→ What is asked:
State the number of lines that include the string "Enticement", and write nothing else.

→ Collection entries:
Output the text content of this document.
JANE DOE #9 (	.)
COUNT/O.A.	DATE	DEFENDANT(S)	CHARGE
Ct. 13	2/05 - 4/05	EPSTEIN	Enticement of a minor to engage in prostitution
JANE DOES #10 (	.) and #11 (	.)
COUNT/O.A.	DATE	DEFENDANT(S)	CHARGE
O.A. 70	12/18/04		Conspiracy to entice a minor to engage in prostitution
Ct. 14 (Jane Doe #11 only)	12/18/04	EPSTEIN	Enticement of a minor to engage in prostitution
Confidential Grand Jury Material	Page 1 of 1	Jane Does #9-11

→ Solution to this problem:
2